TASK DESCRIPTION: Check each line of the material. Copy those containing "Baptista".

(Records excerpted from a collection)
====================

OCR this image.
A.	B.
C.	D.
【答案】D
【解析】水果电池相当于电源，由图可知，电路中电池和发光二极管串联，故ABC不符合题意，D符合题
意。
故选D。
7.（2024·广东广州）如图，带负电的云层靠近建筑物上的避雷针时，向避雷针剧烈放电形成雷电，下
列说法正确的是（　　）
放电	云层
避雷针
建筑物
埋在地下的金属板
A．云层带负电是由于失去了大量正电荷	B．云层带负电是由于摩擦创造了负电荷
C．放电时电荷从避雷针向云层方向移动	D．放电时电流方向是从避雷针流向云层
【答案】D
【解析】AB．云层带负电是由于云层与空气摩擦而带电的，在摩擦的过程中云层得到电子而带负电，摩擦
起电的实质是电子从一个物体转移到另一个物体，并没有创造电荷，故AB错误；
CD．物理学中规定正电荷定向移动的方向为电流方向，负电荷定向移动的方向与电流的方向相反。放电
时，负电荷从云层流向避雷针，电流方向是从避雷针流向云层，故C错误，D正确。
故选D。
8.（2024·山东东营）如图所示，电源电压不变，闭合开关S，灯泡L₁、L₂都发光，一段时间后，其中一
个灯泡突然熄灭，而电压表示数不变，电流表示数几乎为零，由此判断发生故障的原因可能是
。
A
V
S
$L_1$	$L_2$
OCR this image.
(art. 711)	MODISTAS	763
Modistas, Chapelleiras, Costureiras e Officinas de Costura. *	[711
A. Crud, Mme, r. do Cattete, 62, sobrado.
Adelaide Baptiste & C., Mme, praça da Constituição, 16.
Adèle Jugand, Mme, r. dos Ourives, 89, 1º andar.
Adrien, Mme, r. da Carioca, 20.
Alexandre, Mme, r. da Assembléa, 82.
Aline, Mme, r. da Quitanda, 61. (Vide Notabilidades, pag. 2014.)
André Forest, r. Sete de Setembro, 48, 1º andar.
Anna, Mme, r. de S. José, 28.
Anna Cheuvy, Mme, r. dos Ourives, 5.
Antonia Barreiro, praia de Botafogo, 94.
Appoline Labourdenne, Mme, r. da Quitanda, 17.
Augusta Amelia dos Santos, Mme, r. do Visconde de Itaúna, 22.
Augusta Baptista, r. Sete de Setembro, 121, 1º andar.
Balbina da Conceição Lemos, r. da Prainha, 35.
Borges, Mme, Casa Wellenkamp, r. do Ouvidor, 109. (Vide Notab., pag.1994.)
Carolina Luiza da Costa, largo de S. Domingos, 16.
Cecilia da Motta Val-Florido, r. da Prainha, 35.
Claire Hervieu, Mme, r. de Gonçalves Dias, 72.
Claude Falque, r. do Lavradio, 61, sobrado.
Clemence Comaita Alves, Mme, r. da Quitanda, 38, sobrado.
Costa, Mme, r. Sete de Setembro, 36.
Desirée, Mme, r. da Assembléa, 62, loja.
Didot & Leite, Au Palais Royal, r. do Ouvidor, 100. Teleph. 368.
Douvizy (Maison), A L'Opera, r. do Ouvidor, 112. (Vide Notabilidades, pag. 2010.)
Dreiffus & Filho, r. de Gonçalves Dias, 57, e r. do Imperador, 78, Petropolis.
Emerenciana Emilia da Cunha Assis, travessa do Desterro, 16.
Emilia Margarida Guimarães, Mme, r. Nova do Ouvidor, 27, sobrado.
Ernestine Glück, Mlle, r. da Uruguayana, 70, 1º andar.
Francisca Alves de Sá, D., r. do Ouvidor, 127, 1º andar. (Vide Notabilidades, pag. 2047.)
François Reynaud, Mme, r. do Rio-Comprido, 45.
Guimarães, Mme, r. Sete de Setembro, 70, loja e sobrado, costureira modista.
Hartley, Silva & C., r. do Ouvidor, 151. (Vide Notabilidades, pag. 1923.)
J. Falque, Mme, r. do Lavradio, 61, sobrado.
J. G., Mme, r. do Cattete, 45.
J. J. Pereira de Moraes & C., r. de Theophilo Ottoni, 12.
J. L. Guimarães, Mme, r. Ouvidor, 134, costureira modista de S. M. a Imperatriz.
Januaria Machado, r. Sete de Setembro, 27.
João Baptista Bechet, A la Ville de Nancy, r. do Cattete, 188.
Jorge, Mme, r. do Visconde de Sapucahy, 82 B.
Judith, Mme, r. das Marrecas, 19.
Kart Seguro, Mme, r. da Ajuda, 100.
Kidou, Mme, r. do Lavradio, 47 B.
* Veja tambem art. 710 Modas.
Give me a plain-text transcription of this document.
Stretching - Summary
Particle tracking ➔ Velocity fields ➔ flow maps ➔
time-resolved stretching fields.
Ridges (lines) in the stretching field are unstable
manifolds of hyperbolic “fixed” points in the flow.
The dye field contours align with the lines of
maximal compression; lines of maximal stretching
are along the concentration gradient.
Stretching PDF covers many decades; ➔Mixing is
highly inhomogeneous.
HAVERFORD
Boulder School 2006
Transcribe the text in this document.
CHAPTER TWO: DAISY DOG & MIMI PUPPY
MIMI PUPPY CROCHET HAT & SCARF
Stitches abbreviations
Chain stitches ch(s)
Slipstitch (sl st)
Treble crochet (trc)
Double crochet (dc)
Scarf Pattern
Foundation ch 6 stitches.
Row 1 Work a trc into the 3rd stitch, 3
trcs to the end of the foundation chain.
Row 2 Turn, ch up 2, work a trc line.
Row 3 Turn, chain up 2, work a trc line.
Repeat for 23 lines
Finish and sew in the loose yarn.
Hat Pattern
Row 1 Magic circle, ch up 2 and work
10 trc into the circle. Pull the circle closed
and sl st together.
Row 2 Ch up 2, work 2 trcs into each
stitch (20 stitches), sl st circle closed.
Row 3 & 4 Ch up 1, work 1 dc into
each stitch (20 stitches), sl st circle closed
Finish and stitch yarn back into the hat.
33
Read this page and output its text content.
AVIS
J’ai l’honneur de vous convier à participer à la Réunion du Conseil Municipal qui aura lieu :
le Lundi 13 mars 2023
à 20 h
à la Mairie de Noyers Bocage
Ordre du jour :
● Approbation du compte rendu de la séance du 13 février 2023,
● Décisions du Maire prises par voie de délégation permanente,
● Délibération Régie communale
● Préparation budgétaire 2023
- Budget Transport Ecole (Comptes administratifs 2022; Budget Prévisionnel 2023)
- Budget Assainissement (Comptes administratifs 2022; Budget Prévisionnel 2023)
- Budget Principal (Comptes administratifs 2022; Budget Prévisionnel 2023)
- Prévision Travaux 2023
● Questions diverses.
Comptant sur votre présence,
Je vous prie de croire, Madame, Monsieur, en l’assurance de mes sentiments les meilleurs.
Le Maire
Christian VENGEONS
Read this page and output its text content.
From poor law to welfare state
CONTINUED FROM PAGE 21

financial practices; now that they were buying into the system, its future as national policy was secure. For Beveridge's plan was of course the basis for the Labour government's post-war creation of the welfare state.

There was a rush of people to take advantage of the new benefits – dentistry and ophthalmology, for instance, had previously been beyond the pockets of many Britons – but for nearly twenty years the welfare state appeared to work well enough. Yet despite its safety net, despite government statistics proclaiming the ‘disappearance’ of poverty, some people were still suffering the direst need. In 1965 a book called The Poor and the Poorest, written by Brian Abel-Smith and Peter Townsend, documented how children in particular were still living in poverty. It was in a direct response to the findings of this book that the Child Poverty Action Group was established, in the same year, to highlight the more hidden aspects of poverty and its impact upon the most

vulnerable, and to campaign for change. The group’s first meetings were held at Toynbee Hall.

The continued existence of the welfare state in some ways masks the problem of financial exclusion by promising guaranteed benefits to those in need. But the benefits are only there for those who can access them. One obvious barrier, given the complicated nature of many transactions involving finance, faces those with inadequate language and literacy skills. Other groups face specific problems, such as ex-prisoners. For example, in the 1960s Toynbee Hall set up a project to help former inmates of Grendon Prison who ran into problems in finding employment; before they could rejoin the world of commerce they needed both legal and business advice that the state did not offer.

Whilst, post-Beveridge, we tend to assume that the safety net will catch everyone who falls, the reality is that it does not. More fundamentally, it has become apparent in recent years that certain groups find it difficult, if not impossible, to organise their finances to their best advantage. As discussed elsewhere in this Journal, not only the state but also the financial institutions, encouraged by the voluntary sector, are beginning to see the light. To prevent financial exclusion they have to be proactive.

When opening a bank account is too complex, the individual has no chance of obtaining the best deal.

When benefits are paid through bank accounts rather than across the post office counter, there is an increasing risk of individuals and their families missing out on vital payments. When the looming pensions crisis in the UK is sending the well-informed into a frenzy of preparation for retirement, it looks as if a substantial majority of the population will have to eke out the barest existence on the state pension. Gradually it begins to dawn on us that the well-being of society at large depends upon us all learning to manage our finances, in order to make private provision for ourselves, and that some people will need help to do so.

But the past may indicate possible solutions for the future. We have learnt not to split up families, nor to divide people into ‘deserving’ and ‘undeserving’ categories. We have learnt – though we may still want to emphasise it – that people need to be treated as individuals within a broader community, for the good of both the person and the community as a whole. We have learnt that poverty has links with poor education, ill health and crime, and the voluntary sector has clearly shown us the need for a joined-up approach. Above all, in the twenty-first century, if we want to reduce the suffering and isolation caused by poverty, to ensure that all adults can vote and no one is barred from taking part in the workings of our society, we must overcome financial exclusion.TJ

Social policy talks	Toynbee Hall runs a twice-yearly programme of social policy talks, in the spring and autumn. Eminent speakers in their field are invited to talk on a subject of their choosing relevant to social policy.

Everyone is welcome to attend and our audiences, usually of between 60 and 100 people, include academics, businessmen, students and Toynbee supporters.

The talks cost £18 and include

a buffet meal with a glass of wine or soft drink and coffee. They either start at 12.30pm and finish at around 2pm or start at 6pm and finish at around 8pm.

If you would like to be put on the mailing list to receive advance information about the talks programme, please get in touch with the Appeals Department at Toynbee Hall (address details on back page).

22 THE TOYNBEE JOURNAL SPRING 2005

====================

FINISHED TASK:
Augusta Baptista, r. Sete de Setembro, 121, 1º andar.
João Baptista Bechet, A la Ville de Nancy, r. do Cattete, 188.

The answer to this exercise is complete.